抜粋本文:
--*--

早川会長― エスパルスの基本方針として、たんにサッカーのみならず環境問題などの社会貢献でも世界標準を目指すということがあります。カーボン・オフセットそのものについは、先ほどお話ししたように、私がたまたまカーボン・オフセットにかんする講義を聞いたことと、グループ社員から提案のあったことがきっかけでした。ちょうど2008年度のシーズンの予算を組んでいるところでしたので、エコチャレンジの柱として、予算に組み込むことにしたのです。その当時は、企業はCO2の削減努力を相当していたものの、一般家庭からのCO2の排出量は増えつづけていました。エスパルスのように市民から親しみやすい団体が取り組めば、一般の方々も興味をもつのではないかという期待をもったのです。
 エスパルスが行動を起こすことで、なにか一石を投じられればという思いでした。
 ところが、カーボン・オフセットを始めると発表した途端に、新聞、雑誌、テレビの取材など、いろいろなことに巻き込まれてしまいました。それに対応するのに精一杯というか、うれしい悲鳴というのか、本当に波紋の大きさにびっくりしました。私は兼任の社長(鈴与株式会社副社長との兼任)でしたので対応しきれないこともあり、広報室長が忙しく飛び回ってくれました。彼女のおかげで、取材をお断りすることもなく乗り切れたと感謝しています。

大塚― スタート時点での目の置きどころがよかったのでしょう。ところで、清水エスパルスの選手たちの地域での活動のことや、ジュニアユースチームがブラジルに招待されたとことなどについてもお聞きしたいと思います。

ブラジルの名門インテルナシオナルに招待された、エスパルス・ジュニアユースチーム

早川会長― ブラジルからエスパルスが招待されたきっかけは、クレジットの購入対象となった小水力発電所の会社が、日本のプロサッカーチームが自分達の排出権を購入したということに非常に関心をもち、選手を招待したいという申し出があったときです。その後、小水力発電所の地元にある世界的に有名なインテルナシオナルの会長からも、大変素晴らしいことだと最大限のご協力をいただき大歓待をしていただきました。
 プロの選手はスケジュール的にむずかしかったので、中学2年生のジュニアユースチームの選手たちを派遣し、サッカーの試合はもちろん、実り多い親善が実現しました。本当に予期せぬエコ活動の波及効果で、インテルナシオナルも即座にクラブのカーボンオフセット化宣言をし、世界にカーボン・オフセットが広がることに貢献できたかなと感じました。
 また、エスパルスのプロの選手たちは、よく地元の学校にいってエコレクチャーをはじめいろいろな講義をしています。小野伸二選手は、イルカのショーで有名な伊豆・三津シーパラダイスという水族館で、サンゴ礁の保全活動の支援をつづけています。

--*--

提供資料:
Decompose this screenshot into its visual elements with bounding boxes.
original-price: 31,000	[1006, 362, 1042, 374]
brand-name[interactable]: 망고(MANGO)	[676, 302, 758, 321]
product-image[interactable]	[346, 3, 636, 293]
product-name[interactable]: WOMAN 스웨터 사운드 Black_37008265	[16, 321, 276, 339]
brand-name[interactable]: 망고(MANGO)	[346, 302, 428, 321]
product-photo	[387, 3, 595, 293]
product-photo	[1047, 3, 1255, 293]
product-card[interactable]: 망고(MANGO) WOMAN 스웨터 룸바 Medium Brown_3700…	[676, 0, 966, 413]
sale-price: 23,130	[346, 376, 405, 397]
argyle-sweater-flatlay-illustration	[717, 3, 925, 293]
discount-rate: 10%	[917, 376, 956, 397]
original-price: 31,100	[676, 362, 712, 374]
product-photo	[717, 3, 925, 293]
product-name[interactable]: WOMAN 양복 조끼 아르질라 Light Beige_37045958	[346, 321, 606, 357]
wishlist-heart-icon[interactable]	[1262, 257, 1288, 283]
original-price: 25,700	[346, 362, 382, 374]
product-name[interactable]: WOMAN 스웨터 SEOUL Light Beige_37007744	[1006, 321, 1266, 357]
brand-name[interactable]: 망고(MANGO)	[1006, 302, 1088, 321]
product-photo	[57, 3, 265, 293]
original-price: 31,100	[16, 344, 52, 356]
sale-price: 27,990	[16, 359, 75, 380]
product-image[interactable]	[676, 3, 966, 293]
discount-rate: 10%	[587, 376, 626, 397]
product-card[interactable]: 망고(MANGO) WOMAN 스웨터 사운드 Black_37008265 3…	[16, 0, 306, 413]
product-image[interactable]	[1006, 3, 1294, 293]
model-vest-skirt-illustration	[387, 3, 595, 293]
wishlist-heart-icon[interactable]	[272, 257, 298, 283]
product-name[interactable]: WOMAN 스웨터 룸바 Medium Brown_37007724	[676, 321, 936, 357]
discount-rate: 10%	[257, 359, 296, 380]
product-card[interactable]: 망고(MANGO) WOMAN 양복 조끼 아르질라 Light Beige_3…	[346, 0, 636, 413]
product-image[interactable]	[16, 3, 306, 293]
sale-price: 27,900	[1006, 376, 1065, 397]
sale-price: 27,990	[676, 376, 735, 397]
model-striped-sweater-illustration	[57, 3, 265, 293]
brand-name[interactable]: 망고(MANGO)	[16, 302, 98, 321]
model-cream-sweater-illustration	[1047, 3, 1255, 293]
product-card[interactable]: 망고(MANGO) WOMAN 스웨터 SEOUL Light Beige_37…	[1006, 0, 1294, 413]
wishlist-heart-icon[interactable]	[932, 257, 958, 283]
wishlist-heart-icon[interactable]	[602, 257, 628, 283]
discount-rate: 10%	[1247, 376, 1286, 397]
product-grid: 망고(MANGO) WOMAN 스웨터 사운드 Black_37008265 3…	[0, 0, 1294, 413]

--*--

取り組む作業:
a – 「インテルナシオナル」を「インテル」に改めて、エスパルスの対談のうち「ブラジルの名門インテルナシオナルに招待された、エスパルス・ジュニアユースチーム」から始まり「大歓待をしていただきました。」で終わる部分を書き出してください。
b – エスパルスの対談を、示されている最後の文に続けて書き継いでください。
記録は使わなくてかまいません。

結果:
a –
ブラジルの名門インテルに招待された、エスパルス・ジュニアユースチーム

早川会長― ブラジルからエスパルスが招待されたきっかけは、クレジットの購入対象となった小水力発電所の会社が、日本のプロサッカーチームが自分達の排出権を購入したということに非常に関心をもち、選手を招待したいという申し出があったときです。その後、小水力発電所の地元にある世界的に有名なインテルの会長からも、大変素晴らしいことだと最大限のご協力をいただき大歓待をしていただきました。

b –
大塚― サッカーの選手たちは、多くの方がテレビなどで親しみを感じていますから、小学校で話をしてもインパクトが大きいのでしょうね。

早川会長― そうですね。私どもが話してもなかなか目を輝かせて聞いてくれることはありませんが、同じことを選手が話せば、皆が身を乗り出して聞いてくれます。選手の積極的な協力姿勢はこのエコチャレンジで本当に大きな力になったと思います。


スタジアムの芝管理の一環で、校庭や園庭に芝生を植える活動が始まった

先生方や父母の方々の協力で、園庭に芝生の苗を移植

大塚― ほかにも、エスパルスとして小学校や幼稚園に芝生を植える活動などもされていると聞いています。印象深いことをご紹介いただけますか。

早川会長― 芝生を植え始めたのは4年前のことです。現在では、幼稚園の園庭と学校の校庭をあわせて、30を越えるまでになりました。エスパルスのホームスタジアムのアウスタ日本平は、芝生が日本一きれいなスタジアムに贈られるベストピッチ賞を4年連続を含む計5回獲得しています。それに、エスパルスの練習場の芝生も素晴らしいのです。
 これらの芝の根づけをよくするために、時々、空気穴をあけ芝を取り除くことがあります。その芝を捨てていたのですが、ポットに入れ苗として養生し、幼稚園や学校の庭に植えることにしたのです。アウスタとエスパルスの練習場の芝ということで、学校の先生や父母の方々も親近感をもってくれています。
 苗を養生するときには、200人近い方々が参加されますし、移植するときにはさらに多くの方々がきてくださいますので、作業はあっという間に終わってしまうほどです。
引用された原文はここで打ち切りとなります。